» Brief
Filter the records for lines holding the string "JSON".

» Information shown
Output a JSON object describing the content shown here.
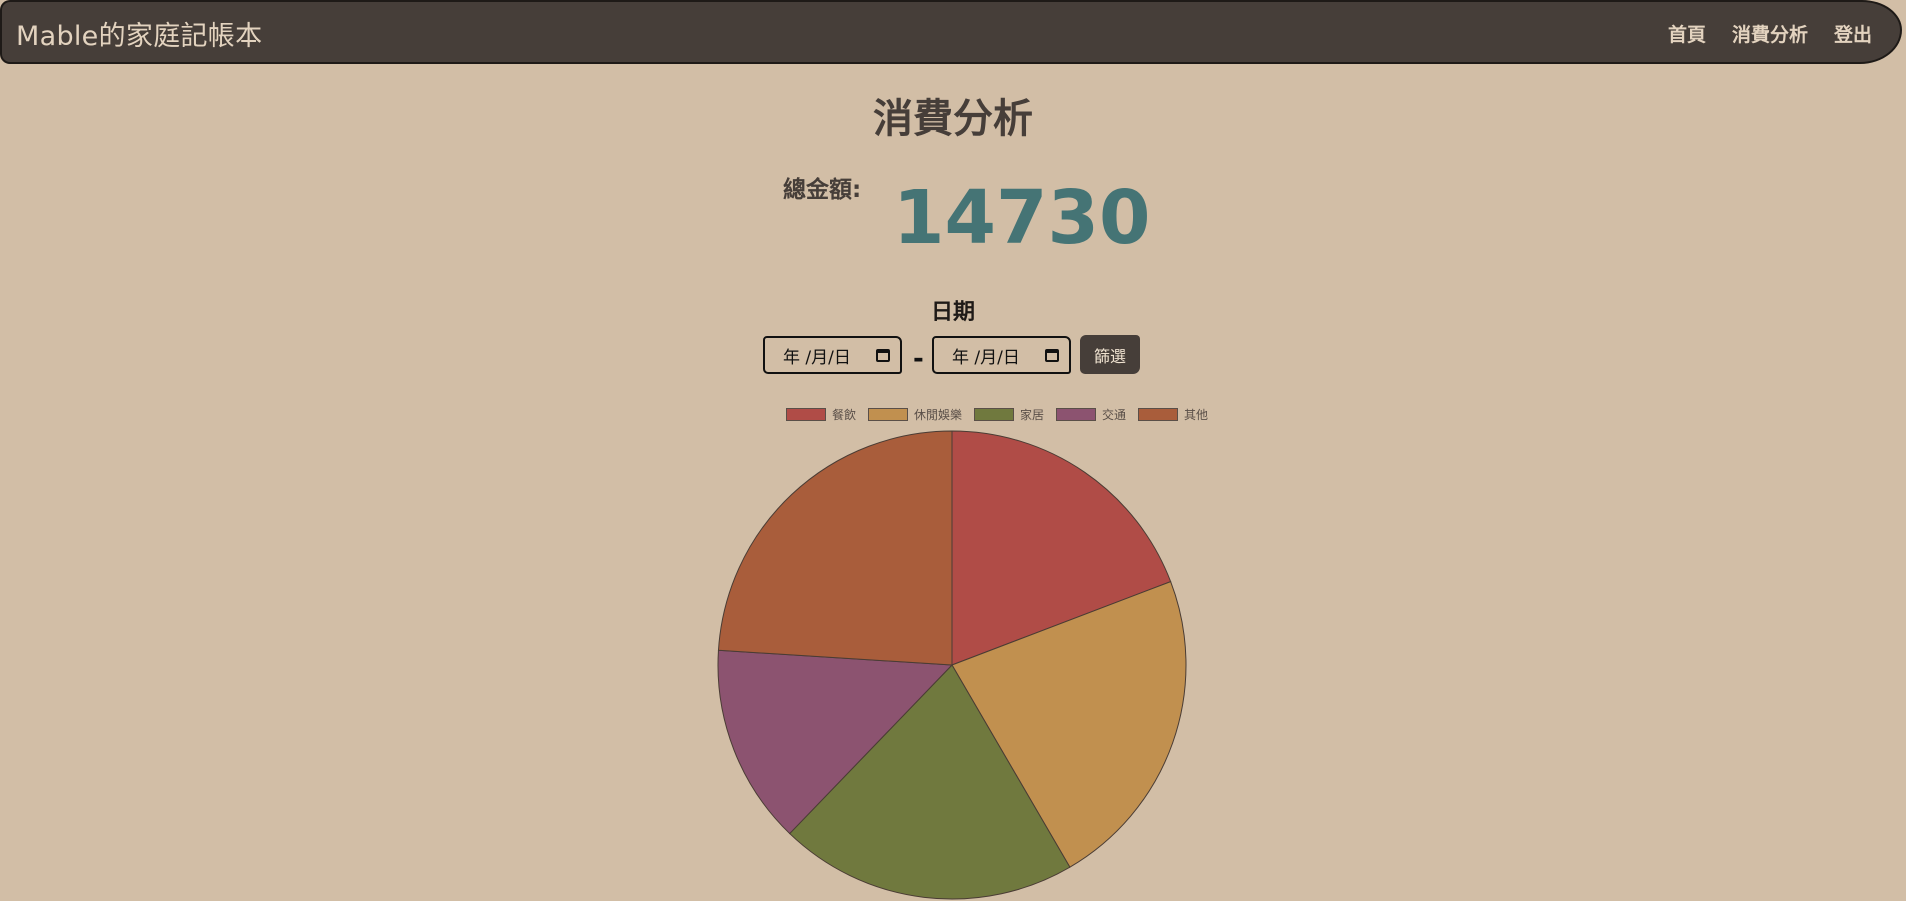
{
  "navbar": {
    "brand": "Mable的家庭記帳本",
    "links": [
      "首頁",
      "消費分析",
      "登出"
    ]
  },
  "page_title": "消費分析",
  "total": {
    "label": "總金額:",
    "value": "14730"
  },
  "date_filter": {
    "label": "日期",
    "start_placeholder": "年 /月/日",
    "end_placeholder": "年 /月/日",
    "separator": "-",
    "button_label": "篩選"
  },
  "colors": {
    "navbar": "#463e39",
    "background": "#d2bea6",
    "total_value": "#457475"
  },
  "chart_data": {
    "type": "pie",
    "legend_position": "top",
    "categories": [
      "餐飲",
      "休閒娛樂",
      "家居",
      "交通",
      "其他"
    ],
    "values": [
      19.2,
      22.4,
      20.6,
      13.8,
      24.0
    ],
    "colors": [
      "#b04c47",
      "#c1904f",
      "#70793e",
      "#8c5370",
      "#a95d3b"
    ]
  }
}
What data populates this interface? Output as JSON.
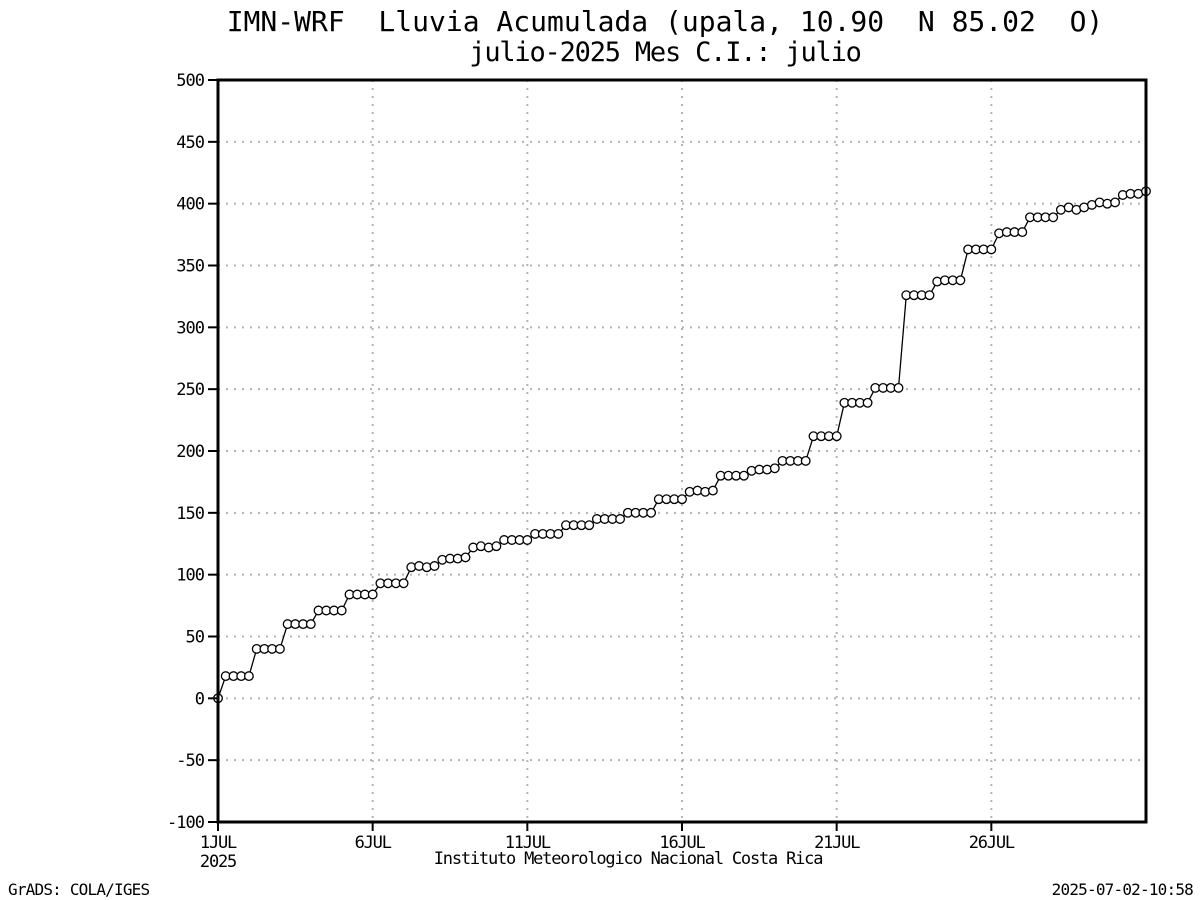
{
  "header": {
    "title_line1": "IMN-WRF  Lluvia Acumulada (upala, 10.90  N 85.02  O)",
    "title_line2": "julio-2025 Mes C.I.: julio"
  },
  "footer": {
    "x_caption": "Instituto Meteorologico Nacional Costa Rica",
    "credit": "GrADS: COLA/IGES",
    "timestamp": "2025-07-02-10:58"
  },
  "chart_data": {
    "type": "line",
    "title": "IMN-WRF  Lluvia Acumulada (upala, 10.90  N 85.02  O)",
    "subtitle": "julio-2025 Mes C.I.: julio",
    "xlabel": "Instituto Meteorologico Nacional Costa Rica",
    "ylabel": "",
    "ylim": [
      -100,
      500
    ],
    "y_ticks": [
      500,
      450,
      400,
      350,
      300,
      250,
      200,
      150,
      100,
      50,
      0,
      -50,
      -100
    ],
    "x_tick_labels": [
      "1JUL",
      "6JUL",
      "11JUL",
      "16JUL",
      "21JUL",
      "26JUL"
    ],
    "x_tick_days": [
      1,
      6,
      11,
      16,
      21,
      26
    ],
    "x_year_label": "2025",
    "x_range_days": [
      1,
      31
    ],
    "grid": "dotted",
    "legend": "none",
    "marker": "open-circle",
    "line_color": "#000000",
    "grid_color": "#b3b3b3",
    "series": [
      {
        "name": "Lluvia acumulada (mm)",
        "start": "1JUL2025 00:00",
        "interval_hours": 6,
        "points_per_day": 4,
        "values": [
          0,
          18,
          18,
          18,
          18,
          40,
          40,
          40,
          40,
          60,
          60,
          60,
          60,
          71,
          71,
          71,
          71,
          84,
          84,
          84,
          84,
          93,
          93,
          93,
          93,
          106,
          107,
          106,
          107,
          112,
          113,
          113,
          114,
          122,
          123,
          122,
          123,
          128,
          128,
          128,
          128,
          133,
          133,
          133,
          133,
          140,
          140,
          140,
          140,
          145,
          145,
          145,
          145,
          150,
          150,
          150,
          150,
          161,
          161,
          161,
          161,
          167,
          168,
          167,
          168,
          180,
          180,
          180,
          180,
          184,
          185,
          185,
          186,
          192,
          192,
          192,
          192,
          212,
          212,
          212,
          212,
          239,
          239,
          239,
          239,
          251,
          251,
          251,
          251,
          326,
          326,
          326,
          326,
          337,
          338,
          338,
          338,
          363,
          363,
          363,
          363,
          376,
          377,
          377,
          377,
          389,
          389,
          389,
          389,
          395,
          397,
          395,
          397,
          399,
          401,
          400,
          401,
          407,
          408,
          408,
          410
        ]
      }
    ]
  }
}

» Problem solution
Output a JSON object describing the content shown here.
What data populates this interface? Output as JSON.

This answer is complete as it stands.